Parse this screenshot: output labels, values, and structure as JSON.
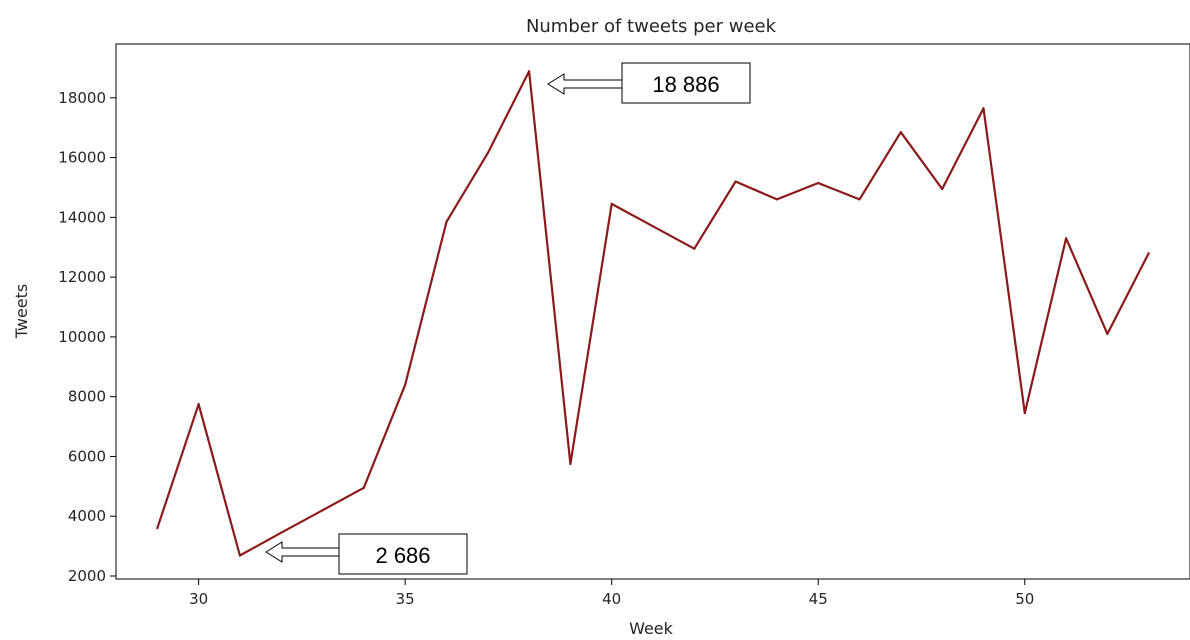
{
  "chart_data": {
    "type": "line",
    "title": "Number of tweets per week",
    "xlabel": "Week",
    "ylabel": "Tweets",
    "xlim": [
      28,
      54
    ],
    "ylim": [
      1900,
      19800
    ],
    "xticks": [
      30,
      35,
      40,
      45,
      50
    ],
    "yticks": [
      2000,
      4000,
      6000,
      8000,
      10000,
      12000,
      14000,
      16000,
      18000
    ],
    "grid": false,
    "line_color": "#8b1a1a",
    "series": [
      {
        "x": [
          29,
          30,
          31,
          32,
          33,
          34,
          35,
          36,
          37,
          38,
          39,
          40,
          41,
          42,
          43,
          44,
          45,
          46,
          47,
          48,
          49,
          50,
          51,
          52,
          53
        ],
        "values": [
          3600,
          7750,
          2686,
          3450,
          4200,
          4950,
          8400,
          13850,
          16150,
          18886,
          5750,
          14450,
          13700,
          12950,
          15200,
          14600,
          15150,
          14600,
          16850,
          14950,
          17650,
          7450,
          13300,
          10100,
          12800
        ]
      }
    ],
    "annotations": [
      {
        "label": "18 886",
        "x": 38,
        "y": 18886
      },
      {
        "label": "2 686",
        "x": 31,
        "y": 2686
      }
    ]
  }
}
* * *
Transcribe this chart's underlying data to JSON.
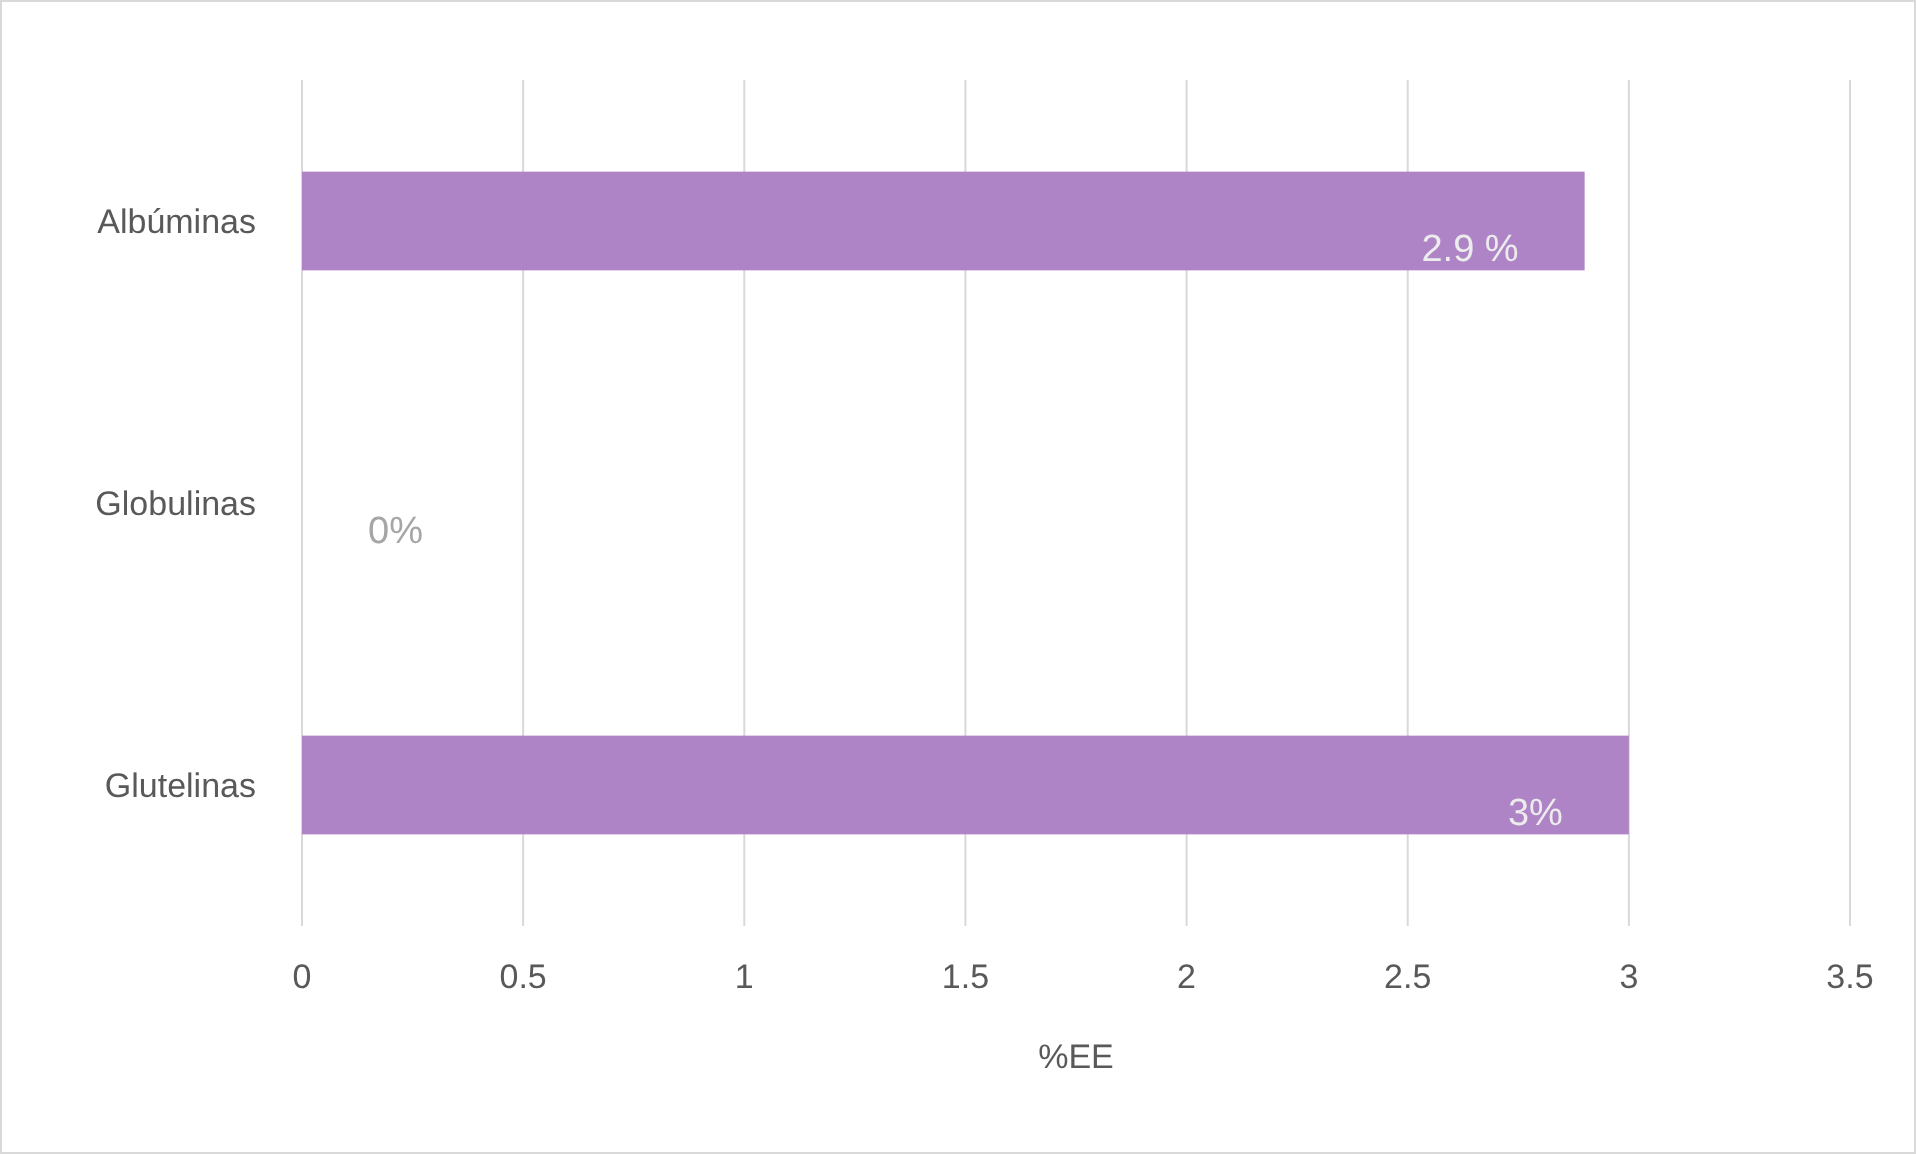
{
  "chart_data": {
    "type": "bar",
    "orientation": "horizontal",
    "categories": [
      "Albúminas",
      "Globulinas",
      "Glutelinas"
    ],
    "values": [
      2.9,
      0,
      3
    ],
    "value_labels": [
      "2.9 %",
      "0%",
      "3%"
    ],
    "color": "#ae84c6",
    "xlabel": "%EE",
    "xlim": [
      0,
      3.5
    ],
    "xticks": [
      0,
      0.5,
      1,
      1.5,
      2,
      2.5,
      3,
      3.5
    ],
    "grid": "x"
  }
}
---
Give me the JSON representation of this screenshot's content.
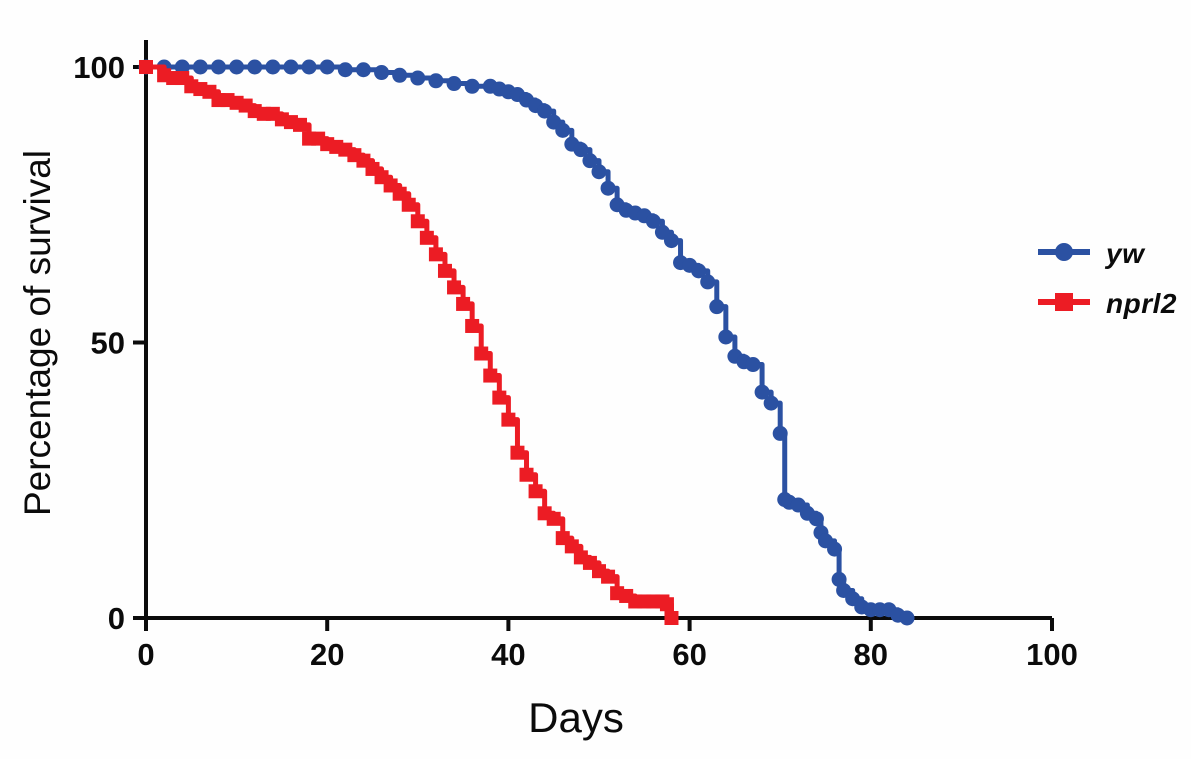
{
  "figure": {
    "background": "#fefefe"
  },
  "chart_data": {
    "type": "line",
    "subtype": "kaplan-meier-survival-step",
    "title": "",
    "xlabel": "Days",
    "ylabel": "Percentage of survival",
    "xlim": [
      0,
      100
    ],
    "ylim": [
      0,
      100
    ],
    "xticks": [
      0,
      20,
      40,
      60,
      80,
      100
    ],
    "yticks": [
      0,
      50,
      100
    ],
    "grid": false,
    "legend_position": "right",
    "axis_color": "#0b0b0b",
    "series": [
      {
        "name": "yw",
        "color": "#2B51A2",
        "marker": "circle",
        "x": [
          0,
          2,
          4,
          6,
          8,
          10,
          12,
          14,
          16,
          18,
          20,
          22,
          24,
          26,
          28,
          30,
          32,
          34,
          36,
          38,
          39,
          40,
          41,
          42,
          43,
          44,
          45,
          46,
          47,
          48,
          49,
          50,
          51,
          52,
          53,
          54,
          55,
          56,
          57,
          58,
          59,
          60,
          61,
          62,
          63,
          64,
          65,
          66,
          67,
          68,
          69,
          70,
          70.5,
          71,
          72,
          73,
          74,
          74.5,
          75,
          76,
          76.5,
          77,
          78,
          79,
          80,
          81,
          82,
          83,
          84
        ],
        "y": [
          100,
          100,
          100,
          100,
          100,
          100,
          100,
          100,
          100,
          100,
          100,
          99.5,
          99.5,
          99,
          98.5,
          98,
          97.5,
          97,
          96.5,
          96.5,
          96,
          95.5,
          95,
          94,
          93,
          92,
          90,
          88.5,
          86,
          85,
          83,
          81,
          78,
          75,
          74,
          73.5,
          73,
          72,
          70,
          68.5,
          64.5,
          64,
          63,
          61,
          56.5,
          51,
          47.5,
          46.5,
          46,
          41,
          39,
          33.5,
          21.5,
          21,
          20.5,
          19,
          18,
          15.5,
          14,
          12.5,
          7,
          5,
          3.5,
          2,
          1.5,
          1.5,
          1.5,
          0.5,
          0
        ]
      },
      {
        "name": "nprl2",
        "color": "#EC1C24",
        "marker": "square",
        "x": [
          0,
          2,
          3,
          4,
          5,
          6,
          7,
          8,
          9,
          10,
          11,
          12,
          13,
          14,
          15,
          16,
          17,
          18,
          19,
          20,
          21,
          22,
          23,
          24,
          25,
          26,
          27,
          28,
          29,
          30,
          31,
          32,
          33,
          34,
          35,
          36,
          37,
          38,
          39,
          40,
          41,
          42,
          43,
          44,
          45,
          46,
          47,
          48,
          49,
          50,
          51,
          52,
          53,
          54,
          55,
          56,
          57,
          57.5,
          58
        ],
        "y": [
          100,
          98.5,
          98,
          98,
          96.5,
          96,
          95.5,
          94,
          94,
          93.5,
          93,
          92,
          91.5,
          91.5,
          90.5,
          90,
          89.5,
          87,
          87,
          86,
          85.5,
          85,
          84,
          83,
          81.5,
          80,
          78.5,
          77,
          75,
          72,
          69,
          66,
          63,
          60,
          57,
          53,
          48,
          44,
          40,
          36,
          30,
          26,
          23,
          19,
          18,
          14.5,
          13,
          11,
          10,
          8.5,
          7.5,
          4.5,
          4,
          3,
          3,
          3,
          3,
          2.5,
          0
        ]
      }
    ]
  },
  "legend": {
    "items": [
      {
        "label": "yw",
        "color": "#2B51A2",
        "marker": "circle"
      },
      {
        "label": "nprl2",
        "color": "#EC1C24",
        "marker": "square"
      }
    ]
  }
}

■ Exercise description ■
Lines that include the word "ylabel" are to be extracted from the data above.

■ Task solution ■
    "ylabel": "Tweets",
    "ylabel": "Percentage of survival",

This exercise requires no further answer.